◆ DESCRIPTION OF THE TASK ◆
Copy out every line of the rows below word for word, but omit the picture placeholders.

:: MATERIAL PROVIDED ::

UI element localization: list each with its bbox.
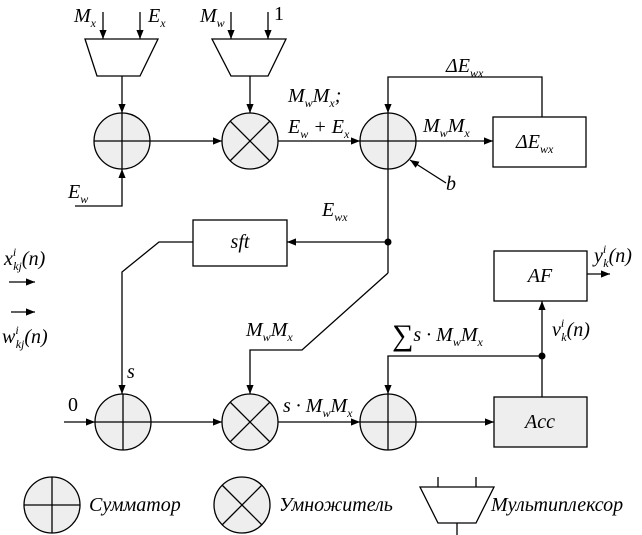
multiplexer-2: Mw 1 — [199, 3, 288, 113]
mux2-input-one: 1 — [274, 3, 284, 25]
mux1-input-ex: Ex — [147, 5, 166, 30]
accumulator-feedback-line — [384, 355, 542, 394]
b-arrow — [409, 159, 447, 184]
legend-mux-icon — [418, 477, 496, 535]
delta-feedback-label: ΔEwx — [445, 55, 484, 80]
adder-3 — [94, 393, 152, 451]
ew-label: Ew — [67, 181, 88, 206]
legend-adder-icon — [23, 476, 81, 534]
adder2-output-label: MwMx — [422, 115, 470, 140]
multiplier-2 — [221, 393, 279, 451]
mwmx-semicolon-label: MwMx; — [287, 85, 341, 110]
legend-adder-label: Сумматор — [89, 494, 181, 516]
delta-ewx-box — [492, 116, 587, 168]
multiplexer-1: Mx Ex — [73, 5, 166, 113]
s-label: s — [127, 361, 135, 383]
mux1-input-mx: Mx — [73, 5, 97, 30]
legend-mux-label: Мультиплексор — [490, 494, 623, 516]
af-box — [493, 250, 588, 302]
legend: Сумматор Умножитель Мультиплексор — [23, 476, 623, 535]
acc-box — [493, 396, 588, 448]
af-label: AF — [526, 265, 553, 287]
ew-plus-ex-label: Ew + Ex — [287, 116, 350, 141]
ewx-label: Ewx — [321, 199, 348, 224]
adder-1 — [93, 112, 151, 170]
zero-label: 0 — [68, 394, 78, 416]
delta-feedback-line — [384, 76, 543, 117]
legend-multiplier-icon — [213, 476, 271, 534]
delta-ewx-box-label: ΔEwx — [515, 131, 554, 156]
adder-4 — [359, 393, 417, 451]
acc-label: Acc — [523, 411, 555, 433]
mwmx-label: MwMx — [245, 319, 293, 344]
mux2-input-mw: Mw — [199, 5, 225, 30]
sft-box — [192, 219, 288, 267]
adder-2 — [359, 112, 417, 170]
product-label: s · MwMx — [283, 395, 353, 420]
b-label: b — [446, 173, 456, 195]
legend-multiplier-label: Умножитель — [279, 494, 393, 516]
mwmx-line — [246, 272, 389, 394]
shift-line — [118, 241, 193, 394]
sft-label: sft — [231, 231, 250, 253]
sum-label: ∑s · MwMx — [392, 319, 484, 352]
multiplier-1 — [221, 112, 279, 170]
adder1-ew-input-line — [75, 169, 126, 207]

:::

◆ ANSWER TO THIS EXERCISE ◆
UI element localization: list each with its bbox.
multiplexer-2: Mw 1 — [199, 3, 288, 113]
mux2-input-one: 1 — [274, 3, 284, 25]
mux1-input-ex: Ex — [147, 5, 166, 30]
accumulator-feedback-line — [384, 355, 542, 394]
b-arrow — [409, 159, 447, 184]
legend-mux-icon — [418, 477, 496, 535]
delta-feedback-label: ΔEwx — [445, 55, 484, 80]
adder-3 — [94, 393, 152, 451]
ew-label: Ew — [67, 181, 88, 206]
legend-adder-icon — [23, 476, 81, 534]
adder2-output-label: MwMx — [422, 115, 470, 140]
multiplier-2 — [221, 393, 279, 451]
mwmx-semicolon-label: MwMx; — [287, 85, 341, 110]
legend-adder-label: Сумматор — [89, 494, 181, 516]
delta-ewx-box — [492, 116, 587, 168]
multiplexer-1: Mx Ex — [73, 5, 166, 113]
s-label: s — [127, 361, 135, 383]
mux1-input-mx: Mx — [73, 5, 97, 30]
legend-mux-label: Мультиплексор — [490, 494, 623, 516]
af-box — [493, 250, 588, 302]
legend: Сумматор Умножитель Мультиплексор — [23, 476, 623, 535]
acc-box — [493, 396, 588, 448]
af-label: AF — [526, 265, 553, 287]
ew-plus-ex-label: Ew + Ex — [287, 116, 350, 141]
ewx-label: Ewx — [321, 199, 348, 224]
adder-1 — [93, 112, 151, 170]
zero-label: 0 — [68, 394, 78, 416]
delta-feedback-line — [384, 76, 543, 117]
legend-multiplier-icon — [213, 476, 271, 534]
delta-ewx-box-label: ΔEwx — [515, 131, 554, 156]
adder-4 — [359, 393, 417, 451]
acc-label: Acc — [523, 411, 555, 433]
mwmx-label: MwMx — [245, 319, 293, 344]
mux2-input-mw: Mw — [199, 5, 225, 30]
sft-box — [192, 219, 288, 267]
adder-2 — [359, 112, 417, 170]
product-label: s · MwMx — [283, 395, 353, 420]
b-label: b — [446, 173, 456, 195]
legend-multiplier-label: Умножитель — [279, 494, 393, 516]
mwmx-line — [246, 272, 389, 394]
shift-line — [118, 241, 193, 394]
sft-label: sft — [231, 231, 250, 253]
sum-label: ∑s · MwMx — [392, 319, 484, 352]
multiplier-1 — [221, 112, 279, 170]
adder1-ew-input-line — [75, 169, 126, 207]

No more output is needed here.